STATED GOAL: Among the entries, which lines carry the string "Objects"? Copy each of them.

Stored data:
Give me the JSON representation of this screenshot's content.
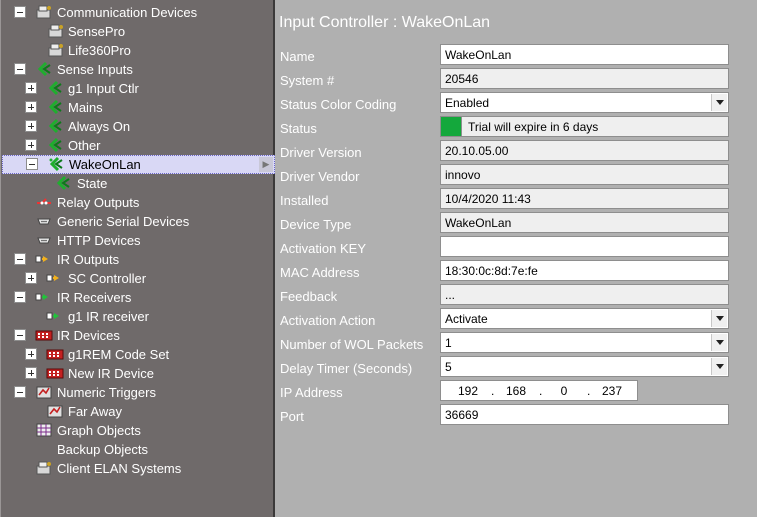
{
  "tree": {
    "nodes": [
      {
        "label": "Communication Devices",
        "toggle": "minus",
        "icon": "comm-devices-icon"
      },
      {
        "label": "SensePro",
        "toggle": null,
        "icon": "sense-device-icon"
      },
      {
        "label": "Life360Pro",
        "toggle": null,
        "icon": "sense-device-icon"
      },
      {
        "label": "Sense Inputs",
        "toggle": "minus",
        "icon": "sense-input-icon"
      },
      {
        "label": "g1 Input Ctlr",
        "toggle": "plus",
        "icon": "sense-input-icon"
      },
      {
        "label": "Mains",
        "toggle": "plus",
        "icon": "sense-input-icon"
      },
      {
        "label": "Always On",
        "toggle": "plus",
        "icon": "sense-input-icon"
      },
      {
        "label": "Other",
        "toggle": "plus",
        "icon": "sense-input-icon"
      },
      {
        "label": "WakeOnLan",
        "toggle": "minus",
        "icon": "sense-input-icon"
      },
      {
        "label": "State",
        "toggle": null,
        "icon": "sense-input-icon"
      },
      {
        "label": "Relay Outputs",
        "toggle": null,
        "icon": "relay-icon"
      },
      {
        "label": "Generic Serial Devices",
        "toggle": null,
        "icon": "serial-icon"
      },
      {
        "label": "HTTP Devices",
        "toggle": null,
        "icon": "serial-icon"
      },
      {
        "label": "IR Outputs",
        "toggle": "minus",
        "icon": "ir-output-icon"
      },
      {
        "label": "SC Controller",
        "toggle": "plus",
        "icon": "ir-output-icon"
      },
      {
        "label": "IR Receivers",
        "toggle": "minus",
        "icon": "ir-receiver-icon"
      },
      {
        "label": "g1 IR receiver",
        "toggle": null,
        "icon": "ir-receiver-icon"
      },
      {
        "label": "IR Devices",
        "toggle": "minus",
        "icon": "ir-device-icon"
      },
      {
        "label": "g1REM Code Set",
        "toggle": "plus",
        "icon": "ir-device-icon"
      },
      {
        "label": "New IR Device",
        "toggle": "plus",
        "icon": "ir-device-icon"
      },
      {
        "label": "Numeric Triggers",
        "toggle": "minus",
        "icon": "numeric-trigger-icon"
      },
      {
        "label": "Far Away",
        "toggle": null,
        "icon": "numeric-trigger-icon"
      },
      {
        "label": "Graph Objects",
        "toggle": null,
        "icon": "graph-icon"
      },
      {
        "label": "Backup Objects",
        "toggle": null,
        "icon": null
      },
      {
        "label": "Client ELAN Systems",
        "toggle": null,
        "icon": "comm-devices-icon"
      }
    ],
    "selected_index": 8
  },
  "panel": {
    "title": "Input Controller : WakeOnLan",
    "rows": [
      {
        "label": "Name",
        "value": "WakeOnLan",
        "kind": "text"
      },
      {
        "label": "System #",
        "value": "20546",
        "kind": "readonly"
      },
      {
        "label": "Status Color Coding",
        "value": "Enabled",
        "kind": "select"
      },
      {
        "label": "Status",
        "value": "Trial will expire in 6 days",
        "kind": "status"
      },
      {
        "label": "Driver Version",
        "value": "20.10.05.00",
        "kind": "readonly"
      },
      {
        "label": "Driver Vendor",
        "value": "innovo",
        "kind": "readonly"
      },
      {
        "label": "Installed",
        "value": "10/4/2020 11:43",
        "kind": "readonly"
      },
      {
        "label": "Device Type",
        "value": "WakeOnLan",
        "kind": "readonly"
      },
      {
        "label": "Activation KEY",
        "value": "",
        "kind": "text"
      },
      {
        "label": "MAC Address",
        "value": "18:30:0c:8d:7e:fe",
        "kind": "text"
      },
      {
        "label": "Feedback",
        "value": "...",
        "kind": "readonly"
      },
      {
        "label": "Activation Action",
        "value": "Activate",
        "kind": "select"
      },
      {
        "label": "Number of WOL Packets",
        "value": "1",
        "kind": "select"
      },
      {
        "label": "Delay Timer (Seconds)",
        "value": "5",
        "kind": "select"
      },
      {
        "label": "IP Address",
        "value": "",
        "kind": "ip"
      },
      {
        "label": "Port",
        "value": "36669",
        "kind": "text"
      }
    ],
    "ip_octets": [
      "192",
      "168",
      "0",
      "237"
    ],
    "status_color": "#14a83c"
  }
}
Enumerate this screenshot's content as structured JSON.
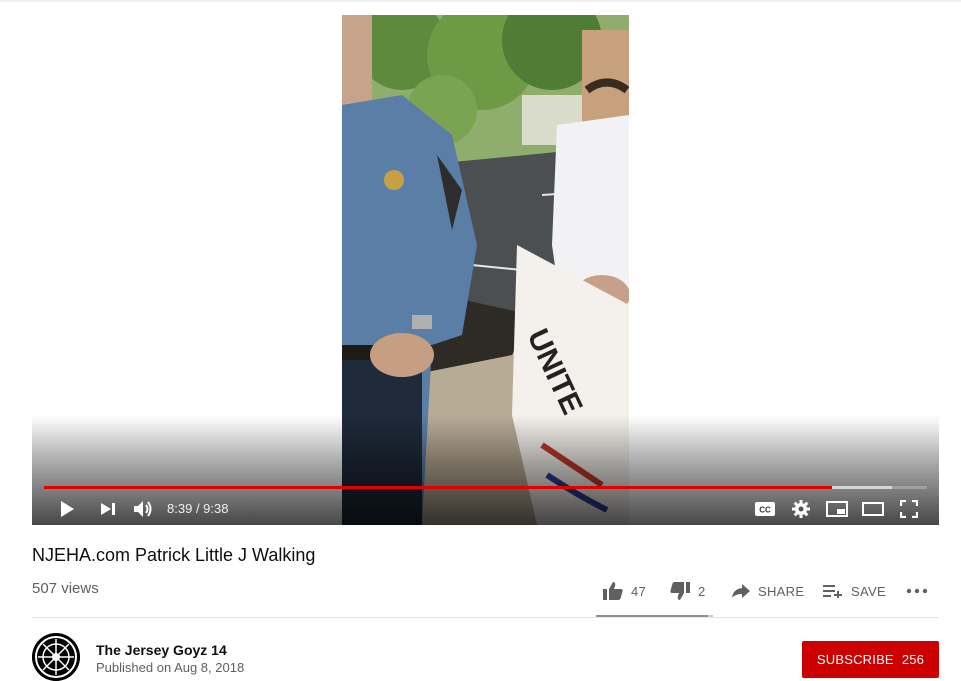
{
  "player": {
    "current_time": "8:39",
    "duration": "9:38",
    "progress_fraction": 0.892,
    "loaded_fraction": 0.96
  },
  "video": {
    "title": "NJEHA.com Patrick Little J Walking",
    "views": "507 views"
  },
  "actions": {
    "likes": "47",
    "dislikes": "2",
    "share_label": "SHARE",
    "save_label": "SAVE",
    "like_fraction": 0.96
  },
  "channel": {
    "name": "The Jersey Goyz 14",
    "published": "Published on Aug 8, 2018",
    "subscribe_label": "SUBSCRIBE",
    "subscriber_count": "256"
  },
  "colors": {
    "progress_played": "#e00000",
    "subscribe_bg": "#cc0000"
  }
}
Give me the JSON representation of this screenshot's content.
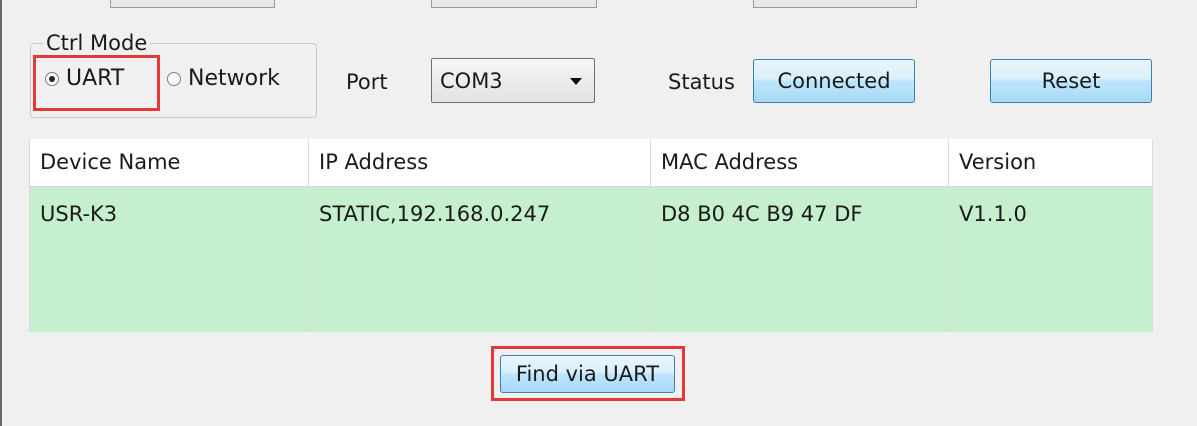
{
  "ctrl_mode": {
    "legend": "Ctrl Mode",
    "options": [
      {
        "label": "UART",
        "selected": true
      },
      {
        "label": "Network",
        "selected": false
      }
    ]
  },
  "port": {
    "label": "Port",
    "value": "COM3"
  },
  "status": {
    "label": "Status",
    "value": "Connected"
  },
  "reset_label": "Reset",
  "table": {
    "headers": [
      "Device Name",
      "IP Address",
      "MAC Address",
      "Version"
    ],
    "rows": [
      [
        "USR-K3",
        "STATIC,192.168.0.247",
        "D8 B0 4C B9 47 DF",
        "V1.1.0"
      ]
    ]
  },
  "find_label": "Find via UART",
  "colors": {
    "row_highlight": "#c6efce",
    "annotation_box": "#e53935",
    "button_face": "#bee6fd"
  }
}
* * *
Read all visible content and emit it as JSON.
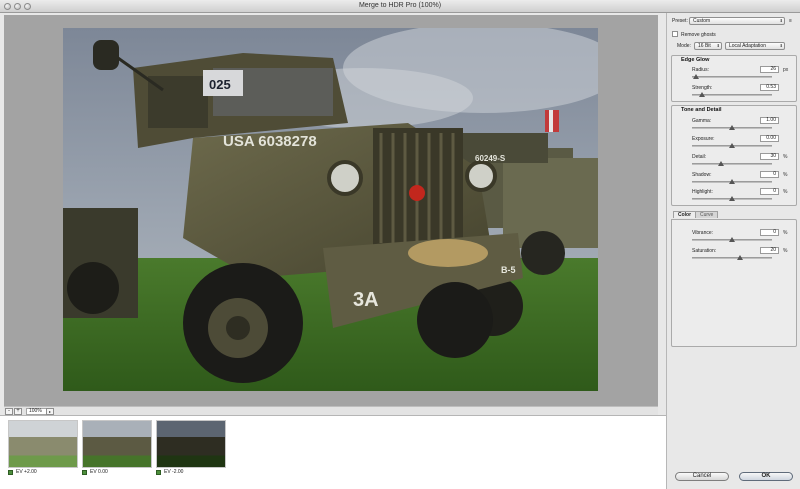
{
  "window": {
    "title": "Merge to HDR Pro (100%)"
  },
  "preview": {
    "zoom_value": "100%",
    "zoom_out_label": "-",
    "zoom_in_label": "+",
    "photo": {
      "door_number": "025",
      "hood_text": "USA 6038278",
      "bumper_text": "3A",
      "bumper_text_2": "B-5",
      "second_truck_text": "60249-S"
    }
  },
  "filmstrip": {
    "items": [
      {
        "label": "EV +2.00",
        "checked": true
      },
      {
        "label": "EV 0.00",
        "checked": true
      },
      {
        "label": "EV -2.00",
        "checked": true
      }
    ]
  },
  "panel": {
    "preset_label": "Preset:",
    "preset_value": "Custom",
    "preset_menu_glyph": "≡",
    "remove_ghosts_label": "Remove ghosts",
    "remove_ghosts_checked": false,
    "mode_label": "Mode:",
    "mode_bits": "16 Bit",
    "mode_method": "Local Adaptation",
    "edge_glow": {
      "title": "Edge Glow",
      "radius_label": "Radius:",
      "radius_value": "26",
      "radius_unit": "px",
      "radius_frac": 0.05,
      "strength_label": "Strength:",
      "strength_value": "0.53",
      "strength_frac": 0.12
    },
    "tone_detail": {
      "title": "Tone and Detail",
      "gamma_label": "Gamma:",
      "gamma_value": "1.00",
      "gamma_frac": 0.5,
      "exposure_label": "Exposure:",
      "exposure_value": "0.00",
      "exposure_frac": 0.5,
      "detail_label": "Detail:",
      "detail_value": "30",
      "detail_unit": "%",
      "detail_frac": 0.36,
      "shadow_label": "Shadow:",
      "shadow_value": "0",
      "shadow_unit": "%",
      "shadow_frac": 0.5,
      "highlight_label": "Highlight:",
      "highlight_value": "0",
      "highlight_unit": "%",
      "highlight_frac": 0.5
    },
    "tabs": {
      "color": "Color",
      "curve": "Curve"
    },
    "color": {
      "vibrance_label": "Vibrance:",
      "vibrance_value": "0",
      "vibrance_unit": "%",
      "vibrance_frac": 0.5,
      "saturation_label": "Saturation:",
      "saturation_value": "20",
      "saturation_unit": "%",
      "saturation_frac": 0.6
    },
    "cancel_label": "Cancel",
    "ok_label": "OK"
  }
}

RESPONSE TO THE EXERCISE:
        "label": "Graph Objects",
        "label": "Backup Objects",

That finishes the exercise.